▶ **EXTRACTED MATERIAL**
↓

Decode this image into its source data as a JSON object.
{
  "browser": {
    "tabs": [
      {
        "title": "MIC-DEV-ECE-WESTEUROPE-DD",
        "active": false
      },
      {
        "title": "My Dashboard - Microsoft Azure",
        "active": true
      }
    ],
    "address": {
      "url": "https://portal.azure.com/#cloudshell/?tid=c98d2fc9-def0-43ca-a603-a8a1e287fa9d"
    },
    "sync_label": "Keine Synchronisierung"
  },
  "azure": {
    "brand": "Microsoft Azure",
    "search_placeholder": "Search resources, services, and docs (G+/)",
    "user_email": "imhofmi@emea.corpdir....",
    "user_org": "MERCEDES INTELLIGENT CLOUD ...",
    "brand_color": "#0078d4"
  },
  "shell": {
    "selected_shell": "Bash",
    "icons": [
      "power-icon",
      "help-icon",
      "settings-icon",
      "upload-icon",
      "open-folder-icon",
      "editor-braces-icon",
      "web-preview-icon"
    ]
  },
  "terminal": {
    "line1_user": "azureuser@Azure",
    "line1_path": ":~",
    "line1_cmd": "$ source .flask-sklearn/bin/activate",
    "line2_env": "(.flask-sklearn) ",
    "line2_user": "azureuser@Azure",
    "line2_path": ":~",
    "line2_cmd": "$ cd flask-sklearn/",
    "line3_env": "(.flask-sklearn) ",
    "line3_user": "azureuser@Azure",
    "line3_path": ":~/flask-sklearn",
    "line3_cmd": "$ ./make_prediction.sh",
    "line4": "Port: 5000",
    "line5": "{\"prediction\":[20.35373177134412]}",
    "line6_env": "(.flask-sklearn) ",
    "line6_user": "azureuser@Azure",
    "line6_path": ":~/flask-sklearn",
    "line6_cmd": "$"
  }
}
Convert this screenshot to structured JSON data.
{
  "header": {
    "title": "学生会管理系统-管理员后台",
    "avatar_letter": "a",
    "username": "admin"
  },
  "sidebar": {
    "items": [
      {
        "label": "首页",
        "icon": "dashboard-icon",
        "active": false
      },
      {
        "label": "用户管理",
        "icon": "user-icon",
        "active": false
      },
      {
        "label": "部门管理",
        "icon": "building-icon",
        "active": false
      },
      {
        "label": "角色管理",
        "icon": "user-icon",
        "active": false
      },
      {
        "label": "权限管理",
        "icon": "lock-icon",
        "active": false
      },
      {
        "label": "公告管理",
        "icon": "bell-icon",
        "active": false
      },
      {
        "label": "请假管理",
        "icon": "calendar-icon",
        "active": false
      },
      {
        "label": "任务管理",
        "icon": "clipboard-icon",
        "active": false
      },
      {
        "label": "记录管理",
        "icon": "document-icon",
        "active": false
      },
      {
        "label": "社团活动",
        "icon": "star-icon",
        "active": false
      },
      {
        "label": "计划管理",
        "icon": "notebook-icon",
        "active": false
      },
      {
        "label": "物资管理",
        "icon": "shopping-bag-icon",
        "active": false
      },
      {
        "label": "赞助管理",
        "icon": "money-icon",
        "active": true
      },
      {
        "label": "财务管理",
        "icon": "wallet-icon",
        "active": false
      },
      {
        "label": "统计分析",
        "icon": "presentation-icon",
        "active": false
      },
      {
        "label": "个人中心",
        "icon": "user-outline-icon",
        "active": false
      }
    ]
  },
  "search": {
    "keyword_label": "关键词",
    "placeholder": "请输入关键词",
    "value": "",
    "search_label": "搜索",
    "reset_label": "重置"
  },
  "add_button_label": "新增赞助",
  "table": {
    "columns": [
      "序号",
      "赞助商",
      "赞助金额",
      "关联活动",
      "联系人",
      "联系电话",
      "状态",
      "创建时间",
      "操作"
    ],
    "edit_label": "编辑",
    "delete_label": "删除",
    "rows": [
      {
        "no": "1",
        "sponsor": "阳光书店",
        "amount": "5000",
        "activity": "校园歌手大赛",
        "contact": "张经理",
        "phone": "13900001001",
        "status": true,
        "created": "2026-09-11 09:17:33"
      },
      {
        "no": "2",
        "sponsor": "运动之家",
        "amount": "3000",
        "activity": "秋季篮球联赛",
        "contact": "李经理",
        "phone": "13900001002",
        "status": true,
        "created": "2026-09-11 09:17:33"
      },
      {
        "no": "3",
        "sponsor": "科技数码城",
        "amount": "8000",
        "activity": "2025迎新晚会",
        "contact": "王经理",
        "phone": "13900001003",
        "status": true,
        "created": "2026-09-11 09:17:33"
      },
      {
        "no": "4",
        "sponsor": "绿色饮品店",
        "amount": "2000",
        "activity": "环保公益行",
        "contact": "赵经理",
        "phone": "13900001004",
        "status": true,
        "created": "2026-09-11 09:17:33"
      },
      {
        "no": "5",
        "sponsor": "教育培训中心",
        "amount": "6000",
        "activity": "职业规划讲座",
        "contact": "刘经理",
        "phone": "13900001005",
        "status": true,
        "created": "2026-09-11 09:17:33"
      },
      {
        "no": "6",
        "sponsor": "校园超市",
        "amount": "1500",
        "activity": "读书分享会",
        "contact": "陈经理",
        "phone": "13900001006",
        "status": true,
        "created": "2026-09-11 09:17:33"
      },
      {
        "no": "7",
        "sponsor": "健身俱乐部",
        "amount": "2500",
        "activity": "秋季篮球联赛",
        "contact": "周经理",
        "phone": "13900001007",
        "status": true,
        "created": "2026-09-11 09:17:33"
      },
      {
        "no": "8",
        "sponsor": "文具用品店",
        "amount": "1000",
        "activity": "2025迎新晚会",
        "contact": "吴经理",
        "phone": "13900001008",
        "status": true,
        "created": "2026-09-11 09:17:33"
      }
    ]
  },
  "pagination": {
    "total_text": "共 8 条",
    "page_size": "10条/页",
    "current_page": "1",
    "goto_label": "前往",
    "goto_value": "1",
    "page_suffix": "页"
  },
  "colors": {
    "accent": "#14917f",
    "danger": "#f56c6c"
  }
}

↑

▶ **INSTRUCTIONS FOR THE TASK**
Give a single number: the count of lines above that include the word "contact".

▶ **ANSWER**
8